*** SUPPLIED MATERIAL Section Begins ***

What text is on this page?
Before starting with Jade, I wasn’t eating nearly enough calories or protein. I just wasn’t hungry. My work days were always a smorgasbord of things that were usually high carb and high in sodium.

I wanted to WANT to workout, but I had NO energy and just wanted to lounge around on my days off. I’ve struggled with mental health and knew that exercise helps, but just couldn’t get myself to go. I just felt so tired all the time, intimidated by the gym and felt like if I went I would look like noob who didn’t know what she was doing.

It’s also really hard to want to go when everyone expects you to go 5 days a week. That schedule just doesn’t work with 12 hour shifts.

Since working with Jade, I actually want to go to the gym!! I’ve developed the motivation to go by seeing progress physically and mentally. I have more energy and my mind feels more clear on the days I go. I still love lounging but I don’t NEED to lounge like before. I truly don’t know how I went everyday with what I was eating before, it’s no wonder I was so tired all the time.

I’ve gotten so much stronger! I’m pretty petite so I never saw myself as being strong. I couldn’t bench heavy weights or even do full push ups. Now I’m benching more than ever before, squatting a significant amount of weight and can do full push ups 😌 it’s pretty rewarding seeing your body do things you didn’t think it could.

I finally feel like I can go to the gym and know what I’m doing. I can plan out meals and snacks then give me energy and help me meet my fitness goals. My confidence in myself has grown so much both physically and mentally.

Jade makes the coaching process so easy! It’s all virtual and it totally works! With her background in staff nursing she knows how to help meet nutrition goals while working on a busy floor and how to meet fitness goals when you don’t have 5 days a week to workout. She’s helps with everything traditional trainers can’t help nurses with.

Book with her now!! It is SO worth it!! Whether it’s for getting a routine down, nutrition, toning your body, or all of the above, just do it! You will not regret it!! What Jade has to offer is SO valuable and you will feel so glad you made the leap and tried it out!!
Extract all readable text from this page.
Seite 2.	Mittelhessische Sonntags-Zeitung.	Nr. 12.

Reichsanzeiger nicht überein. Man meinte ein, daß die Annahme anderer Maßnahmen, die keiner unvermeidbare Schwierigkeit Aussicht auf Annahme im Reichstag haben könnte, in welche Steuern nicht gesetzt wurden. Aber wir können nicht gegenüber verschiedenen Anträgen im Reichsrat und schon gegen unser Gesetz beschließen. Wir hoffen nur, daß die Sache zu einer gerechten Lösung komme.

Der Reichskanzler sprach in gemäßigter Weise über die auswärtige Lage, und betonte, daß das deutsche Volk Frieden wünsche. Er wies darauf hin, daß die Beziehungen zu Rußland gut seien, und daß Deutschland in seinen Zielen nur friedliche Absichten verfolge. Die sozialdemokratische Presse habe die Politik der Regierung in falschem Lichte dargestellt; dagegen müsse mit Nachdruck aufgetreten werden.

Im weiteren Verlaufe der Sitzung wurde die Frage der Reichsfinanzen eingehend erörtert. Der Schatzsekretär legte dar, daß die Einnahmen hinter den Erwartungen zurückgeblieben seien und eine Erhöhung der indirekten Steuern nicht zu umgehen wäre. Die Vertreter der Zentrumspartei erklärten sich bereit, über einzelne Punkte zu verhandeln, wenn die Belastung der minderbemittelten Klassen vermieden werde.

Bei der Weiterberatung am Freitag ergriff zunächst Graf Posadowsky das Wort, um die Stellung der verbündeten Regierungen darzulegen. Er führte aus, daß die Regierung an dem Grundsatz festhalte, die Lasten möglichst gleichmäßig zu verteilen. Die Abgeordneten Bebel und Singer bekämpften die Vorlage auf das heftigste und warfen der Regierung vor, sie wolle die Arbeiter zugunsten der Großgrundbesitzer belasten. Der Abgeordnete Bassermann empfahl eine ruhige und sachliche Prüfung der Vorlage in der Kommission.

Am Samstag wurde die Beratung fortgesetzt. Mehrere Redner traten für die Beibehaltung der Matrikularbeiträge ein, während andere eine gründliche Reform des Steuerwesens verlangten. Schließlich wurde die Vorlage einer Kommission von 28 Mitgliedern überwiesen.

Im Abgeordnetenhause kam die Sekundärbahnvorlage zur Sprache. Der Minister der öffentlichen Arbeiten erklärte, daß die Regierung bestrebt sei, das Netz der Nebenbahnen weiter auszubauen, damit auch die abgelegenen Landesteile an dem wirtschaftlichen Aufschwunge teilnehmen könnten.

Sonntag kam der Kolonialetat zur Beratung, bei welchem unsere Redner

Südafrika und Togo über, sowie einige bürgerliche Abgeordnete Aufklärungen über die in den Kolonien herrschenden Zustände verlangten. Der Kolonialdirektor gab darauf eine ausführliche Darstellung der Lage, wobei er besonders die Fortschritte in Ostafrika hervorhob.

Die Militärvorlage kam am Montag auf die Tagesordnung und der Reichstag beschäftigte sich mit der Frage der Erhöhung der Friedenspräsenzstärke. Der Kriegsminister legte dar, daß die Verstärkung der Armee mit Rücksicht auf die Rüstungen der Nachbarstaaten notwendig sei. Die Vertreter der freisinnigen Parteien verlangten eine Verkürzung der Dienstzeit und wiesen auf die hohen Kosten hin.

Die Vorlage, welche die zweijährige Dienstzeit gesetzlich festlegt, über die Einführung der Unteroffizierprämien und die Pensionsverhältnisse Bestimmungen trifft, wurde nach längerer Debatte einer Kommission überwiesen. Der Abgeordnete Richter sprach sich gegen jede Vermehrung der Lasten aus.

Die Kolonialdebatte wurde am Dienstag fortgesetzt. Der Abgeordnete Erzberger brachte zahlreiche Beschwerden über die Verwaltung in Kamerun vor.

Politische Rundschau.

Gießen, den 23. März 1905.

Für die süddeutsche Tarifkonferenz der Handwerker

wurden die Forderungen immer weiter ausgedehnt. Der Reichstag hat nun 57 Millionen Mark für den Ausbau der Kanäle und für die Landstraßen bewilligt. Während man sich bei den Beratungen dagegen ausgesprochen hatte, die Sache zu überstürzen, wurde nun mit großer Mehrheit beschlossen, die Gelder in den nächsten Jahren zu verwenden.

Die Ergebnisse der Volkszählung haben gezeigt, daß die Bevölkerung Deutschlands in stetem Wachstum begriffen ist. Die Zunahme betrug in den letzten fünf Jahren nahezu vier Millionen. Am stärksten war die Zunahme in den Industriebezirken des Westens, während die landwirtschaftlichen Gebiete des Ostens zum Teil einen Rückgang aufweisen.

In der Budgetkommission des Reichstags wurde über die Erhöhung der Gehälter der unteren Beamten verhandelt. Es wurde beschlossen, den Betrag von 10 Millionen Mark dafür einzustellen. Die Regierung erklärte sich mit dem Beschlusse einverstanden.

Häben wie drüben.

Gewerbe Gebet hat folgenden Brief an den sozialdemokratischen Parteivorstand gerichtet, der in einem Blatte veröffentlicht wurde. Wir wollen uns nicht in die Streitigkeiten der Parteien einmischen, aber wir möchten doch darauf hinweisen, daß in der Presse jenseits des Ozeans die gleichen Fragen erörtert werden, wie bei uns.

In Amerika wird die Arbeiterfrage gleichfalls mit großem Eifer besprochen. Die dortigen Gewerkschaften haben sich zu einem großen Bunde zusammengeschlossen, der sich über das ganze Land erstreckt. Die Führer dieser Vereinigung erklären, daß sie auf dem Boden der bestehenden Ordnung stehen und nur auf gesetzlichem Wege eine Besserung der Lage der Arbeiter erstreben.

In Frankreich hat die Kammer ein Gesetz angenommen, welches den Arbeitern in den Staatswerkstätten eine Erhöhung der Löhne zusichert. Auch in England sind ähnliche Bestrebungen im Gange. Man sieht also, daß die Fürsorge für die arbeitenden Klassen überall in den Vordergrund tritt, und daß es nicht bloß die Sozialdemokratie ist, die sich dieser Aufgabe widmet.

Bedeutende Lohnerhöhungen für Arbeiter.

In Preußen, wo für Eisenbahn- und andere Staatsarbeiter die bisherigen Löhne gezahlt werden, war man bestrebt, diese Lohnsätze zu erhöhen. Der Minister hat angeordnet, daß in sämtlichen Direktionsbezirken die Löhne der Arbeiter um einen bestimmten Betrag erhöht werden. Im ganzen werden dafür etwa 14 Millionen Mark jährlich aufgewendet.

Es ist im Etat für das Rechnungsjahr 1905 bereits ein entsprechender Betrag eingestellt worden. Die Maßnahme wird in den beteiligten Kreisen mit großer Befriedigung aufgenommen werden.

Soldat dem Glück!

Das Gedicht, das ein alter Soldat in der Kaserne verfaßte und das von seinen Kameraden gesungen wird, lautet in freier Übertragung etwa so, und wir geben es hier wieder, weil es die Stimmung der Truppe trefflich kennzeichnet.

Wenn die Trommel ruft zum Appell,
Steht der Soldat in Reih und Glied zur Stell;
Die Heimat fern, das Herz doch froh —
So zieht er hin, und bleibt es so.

*** SUPPLIED MATERIAL Section Ends ***

Search the entries for the word "text", then copy every line in which it is found.

SOLUTION TO THIS TASK:
What text is on this page?
Extract all readable text from this page.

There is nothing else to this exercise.